## Set exercise
Please output the lines shown below exactly as they appear.

## Records
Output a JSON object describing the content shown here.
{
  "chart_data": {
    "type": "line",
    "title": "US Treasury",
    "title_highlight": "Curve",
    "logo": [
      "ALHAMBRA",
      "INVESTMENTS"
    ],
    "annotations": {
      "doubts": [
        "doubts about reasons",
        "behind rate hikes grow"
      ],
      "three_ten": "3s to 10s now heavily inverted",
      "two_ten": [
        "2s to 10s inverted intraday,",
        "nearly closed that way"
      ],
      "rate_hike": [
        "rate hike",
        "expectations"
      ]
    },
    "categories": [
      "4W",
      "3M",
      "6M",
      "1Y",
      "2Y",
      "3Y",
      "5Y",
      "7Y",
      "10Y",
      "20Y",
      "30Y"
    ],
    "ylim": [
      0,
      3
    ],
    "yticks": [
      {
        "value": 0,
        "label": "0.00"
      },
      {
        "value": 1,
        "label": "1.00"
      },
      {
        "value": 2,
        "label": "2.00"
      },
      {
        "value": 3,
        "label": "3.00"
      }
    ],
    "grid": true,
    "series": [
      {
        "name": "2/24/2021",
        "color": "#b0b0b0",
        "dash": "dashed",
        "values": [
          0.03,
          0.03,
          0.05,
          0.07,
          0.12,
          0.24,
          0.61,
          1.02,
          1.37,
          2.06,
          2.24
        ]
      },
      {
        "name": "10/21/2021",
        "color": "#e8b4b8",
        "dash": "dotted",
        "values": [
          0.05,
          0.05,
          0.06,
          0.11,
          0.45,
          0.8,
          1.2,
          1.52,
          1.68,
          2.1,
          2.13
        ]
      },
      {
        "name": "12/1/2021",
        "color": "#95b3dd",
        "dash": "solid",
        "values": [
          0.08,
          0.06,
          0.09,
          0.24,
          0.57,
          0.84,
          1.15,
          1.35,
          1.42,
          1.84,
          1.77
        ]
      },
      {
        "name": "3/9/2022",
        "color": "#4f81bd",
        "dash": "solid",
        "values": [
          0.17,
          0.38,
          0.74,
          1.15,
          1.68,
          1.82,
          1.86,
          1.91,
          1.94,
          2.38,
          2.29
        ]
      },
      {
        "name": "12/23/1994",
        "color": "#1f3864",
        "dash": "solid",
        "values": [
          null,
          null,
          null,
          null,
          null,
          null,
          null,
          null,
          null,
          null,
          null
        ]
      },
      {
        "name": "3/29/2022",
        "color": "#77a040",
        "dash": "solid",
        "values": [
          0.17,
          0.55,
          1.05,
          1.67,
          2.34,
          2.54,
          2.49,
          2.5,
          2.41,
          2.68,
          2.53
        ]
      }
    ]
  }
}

## Finished task
Output a JSON object describing the content shown here.
{
  "chart_data": {
    "type": "line",
    "title": "US Treasury",
    "title_highlight": "Curve",
    "logo": [
      "ALHAMBRA",
      "INVESTMENTS"
    ],
    "annotations": {
      "doubts": [
        "doubts about reasons",
        "behind rate hikes grow"
      ],
      "three_ten": "3s to 10s now heavily inverted",
      "two_ten": [
        "2s to 10s inverted intraday,",
        "nearly closed that way"
      ],
      "rate_hike": [
        "rate hike",
        "expectations"
      ]
    },
    "categories": [
      "4W",
      "3M",
      "6M",
      "1Y",
      "2Y",
      "3Y",
      "5Y",
      "7Y",
      "10Y",
      "20Y",
      "30Y"
    ],
    "ylim": [
      0,
      3
    ],
    "yticks": [
      {
        "value": 0,
        "label": "0.00"
      },
      {
        "value": 1,
        "label": "1.00"
      },
      {
        "value": 2,
        "label": "2.00"
      },
      {
        "value": 3,
        "label": "3.00"
      }
    ],
    "grid": true,
    "series": [
      {
        "name": "2/24/2021",
        "color": "#b0b0b0",
        "dash": "dashed",
        "values": [
          0.03,
          0.03,
          0.05,
          0.07,
          0.12,
          0.24,
          0.61,
          1.02,
          1.37,
          2.06,
          2.24
        ]
      },
      {
        "name": "10/21/2021",
        "color": "#e8b4b8",
        "dash": "dotted",
        "values": [
          0.05,
          0.05,
          0.06,
          0.11,
          0.45,
          0.8,
          1.2,
          1.52,
          1.68,
          2.1,
          2.13
        ]
      },
      {
        "name": "12/1/2021",
        "color": "#95b3dd",
        "dash": "solid",
        "values": [
          0.08,
          0.06,
          0.09,
          0.24,
          0.57,
          0.84,
          1.15,
          1.35,
          1.42,
          1.84,
          1.77
        ]
      },
      {
        "name": "3/9/2022",
        "color": "#4f81bd",
        "dash": "solid",
        "values": [
          0.17,
          0.38,
          0.74,
          1.15,
          1.68,
          1.82,
          1.86,
          1.91,
          1.94,
          2.38,
          2.29
        ]
      },
      {
        "name": "12/23/1994",
        "color": "#1f3864",
        "dash": "solid",
        "values": [
          null,
          null,
          null,
          null,
          null,
          null,
          null,
          null,
          null,
          null,
          null
        ]
      },
      {
        "name": "3/29/2022",
        "color": "#77a040",
        "dash": "solid",
        "values": [
          0.17,
          0.55,
          1.05,
          1.67,
          2.34,
          2.54,
          2.49,
          2.5,
          2.41,
          2.68,
          2.53
        ]
      }
    ]
  }
}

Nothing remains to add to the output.